> [Goal] Restate the full set of records exactly, without adding or dropping a word.

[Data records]
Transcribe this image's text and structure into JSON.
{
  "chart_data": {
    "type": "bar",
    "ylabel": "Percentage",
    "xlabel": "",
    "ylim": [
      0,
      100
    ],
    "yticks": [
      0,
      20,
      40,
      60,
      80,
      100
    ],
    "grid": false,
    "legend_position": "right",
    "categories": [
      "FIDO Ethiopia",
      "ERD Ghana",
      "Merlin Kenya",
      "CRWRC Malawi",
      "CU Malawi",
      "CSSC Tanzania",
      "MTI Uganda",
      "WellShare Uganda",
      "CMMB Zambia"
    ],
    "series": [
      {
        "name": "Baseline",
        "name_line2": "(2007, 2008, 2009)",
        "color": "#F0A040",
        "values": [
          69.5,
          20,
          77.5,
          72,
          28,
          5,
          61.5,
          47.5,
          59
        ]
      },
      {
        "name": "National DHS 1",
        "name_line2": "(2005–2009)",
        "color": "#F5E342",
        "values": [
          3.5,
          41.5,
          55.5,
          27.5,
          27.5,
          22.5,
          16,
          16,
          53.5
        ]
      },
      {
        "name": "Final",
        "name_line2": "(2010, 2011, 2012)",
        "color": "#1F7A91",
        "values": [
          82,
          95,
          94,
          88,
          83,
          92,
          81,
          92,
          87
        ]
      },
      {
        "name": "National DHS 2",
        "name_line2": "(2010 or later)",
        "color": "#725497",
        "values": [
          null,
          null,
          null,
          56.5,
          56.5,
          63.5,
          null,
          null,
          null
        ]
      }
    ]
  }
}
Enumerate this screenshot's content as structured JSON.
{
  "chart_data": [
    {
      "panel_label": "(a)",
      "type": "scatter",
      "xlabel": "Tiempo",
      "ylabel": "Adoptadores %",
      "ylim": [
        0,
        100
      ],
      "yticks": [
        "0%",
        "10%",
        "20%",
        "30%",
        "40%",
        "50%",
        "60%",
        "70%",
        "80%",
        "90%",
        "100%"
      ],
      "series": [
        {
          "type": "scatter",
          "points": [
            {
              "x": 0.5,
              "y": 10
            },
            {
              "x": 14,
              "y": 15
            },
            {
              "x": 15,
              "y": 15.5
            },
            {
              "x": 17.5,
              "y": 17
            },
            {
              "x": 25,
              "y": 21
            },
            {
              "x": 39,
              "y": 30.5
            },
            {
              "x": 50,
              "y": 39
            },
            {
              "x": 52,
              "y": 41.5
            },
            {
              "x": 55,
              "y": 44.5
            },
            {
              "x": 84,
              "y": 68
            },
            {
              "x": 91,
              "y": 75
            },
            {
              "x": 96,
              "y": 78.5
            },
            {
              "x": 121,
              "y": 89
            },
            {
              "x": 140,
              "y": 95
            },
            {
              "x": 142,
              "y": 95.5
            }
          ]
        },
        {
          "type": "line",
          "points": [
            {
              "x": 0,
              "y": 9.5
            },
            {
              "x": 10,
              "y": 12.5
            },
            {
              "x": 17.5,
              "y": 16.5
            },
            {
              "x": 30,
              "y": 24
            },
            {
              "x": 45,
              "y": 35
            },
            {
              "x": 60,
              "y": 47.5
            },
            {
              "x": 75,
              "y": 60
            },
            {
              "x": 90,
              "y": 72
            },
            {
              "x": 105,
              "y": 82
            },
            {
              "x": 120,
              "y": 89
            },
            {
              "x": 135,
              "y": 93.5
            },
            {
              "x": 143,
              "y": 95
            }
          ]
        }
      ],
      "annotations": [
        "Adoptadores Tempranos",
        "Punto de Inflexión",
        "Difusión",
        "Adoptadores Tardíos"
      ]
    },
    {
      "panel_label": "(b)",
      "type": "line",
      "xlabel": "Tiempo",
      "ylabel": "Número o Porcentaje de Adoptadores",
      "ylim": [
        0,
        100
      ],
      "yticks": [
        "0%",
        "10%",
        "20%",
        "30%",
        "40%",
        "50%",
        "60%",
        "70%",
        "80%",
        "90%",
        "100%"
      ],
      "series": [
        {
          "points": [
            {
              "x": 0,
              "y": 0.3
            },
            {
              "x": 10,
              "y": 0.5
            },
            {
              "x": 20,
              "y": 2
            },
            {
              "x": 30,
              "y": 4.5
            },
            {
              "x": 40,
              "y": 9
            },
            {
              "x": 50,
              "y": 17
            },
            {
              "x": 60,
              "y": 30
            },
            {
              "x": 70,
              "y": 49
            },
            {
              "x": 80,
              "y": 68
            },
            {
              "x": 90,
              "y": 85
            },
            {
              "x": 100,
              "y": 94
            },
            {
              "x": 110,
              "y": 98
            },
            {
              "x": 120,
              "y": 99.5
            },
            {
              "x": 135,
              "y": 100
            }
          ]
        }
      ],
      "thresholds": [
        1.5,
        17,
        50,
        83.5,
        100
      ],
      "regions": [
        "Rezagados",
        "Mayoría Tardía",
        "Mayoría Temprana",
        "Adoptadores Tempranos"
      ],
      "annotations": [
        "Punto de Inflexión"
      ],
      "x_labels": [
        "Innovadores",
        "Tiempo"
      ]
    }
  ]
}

> [Solution to the problem]
Transcribe this image's text and structure into JSON.
{
  "chart_data": {
    "type": "bar",
    "ylabel": "Percentage",
    "xlabel": "",
    "ylim": [
      0,
      100
    ],
    "yticks": [
      0,
      20,
      40,
      60,
      80,
      100
    ],
    "grid": false,
    "legend_position": "right",
    "categories": [
      "FIDO Ethiopia",
      "ERD Ghana",
      "Merlin Kenya",
      "CRWRC Malawi",
      "CU Malawi",
      "CSSC Tanzania",
      "MTI Uganda",
      "WellShare Uganda",
      "CMMB Zambia"
    ],
    "series": [
      {
        "name": "Baseline",
        "name_line2": "(2007, 2008, 2009)",
        "color": "#F0A040",
        "values": [
          69.5,
          20,
          77.5,
          72,
          28,
          5,
          61.5,
          47.5,
          59
        ]
      },
      {
        "name": "National DHS 1",
        "name_line2": "(2005–2009)",
        "color": "#F5E342",
        "values": [
          3.5,
          41.5,
          55.5,
          27.5,
          27.5,
          22.5,
          16,
          16,
          53.5
        ]
      },
      {
        "name": "Final",
        "name_line2": "(2010, 2011, 2012)",
        "color": "#1F7A91",
        "values": [
          82,
          95,
          94,
          88,
          83,
          92,
          81,
          92,
          87
        ]
      },
      {
        "name": "National DHS 2",
        "name_line2": "(2010 or later)",
        "color": "#725497",
        "values": [
          null,
          null,
          null,
          56.5,
          56.5,
          63.5,
          null,
          null,
          null
        ]
      }
    ]
  }
}
Enumerate this screenshot's content as structured JSON.
{
  "chart_data": [
    {
      "panel_label": "(a)",
      "type": "scatter",
      "xlabel": "Tiempo",
      "ylabel": "Adoptadores %",
      "ylim": [
        0,
        100
      ],
      "yticks": [
        "0%",
        "10%",
        "20%",
        "30%",
        "40%",
        "50%",
        "60%",
        "70%",
        "80%",
        "90%",
        "100%"
      ],
      "series": [
        {
          "type": "scatter",
          "points": [
            {
              "x": 0.5,
              "y": 10
            },
            {
              "x": 14,
              "y": 15
            },
            {
              "x": 15,
              "y": 15.5
            },
            {
              "x": 17.5,
              "y": 17
            },
            {
              "x": 25,
              "y": 21
            },
            {
              "x": 39,
              "y": 30.5
            },
            {
              "x": 50,
              "y": 39
            },
            {
              "x": 52,
              "y": 41.5
            },
            {
              "x": 55,
              "y": 44.5
            },
            {
              "x": 84,
              "y": 68
            },
            {
              "x": 91,
              "y": 75
            },
            {
              "x": 96,
              "y": 78.5
            },
            {
              "x": 121,
              "y": 89
            },
            {
              "x": 140,
              "y": 95
            },
            {
              "x": 142,
              "y": 95.5
            }
          ]
        },
        {
          "type": "line",
          "points": [
            {
              "x": 0,
              "y": 9.5
            },
            {
              "x": 10,
              "y": 12.5
            },
            {
              "x": 17.5,
              "y": 16.5
            },
            {
              "x": 30,
              "y": 24
            },
            {
              "x": 45,
              "y": 35
            },
            {
              "x": 60,
              "y": 47.5
            },
            {
              "x": 75,
              "y": 60
            },
            {
              "x": 90,
              "y": 72
            },
            {
              "x": 105,
              "y": 82
            },
            {
              "x": 120,
              "y": 89
            },
            {
              "x": 135,
              "y": 93.5
            },
            {
              "x": 143,
              "y": 95
            }
          ]
        }
      ],
      "annotations": [
        "Adoptadores Tempranos",
        "Punto de Inflexión",
        "Difusión",
        "Adoptadores Tardíos"
      ]
    },
    {
      "panel_label": "(b)",
      "type": "line",
      "xlabel": "Tiempo",
      "ylabel": "Número o Porcentaje de Adoptadores",
      "ylim": [
        0,
        100
      ],
      "yticks": [
        "0%",
        "10%",
        "20%",
        "30%",
        "40%",
        "50%",
        "60%",
        "70%",
        "80%",
        "90%",
        "100%"
      ],
      "series": [
        {
          "points": [
            {
              "x": 0,
              "y": 0.3
            },
            {
              "x": 10,
              "y": 0.5
            },
            {
              "x": 20,
              "y": 2
            },
            {
              "x": 30,
              "y": 4.5
            },
            {
              "x": 40,
              "y": 9
            },
            {
              "x": 50,
              "y": 17
            },
            {
              "x": 60,
              "y": 30
            },
            {
              "x": 70,
              "y": 49
            },
            {
              "x": 80,
              "y": 68
            },
            {
              "x": 90,
              "y": 85
            },
            {
              "x": 100,
              "y": 94
            },
            {
              "x": 110,
              "y": 98
            },
            {
              "x": 120,
              "y": 99.5
            },
            {
              "x": 135,
              "y": 100
            }
          ]
        }
      ],
      "thresholds": [
        1.5,
        17,
        50,
        83.5,
        100
      ],
      "regions": [
        "Rezagados",
        "Mayoría Tardía",
        "Mayoría Temprana",
        "Adoptadores Tempranos"
      ],
      "annotations": [
        "Punto de Inflexión"
      ],
      "x_labels": [
        "Innovadores",
        "Tiempo"
      ]
    }
  ]
}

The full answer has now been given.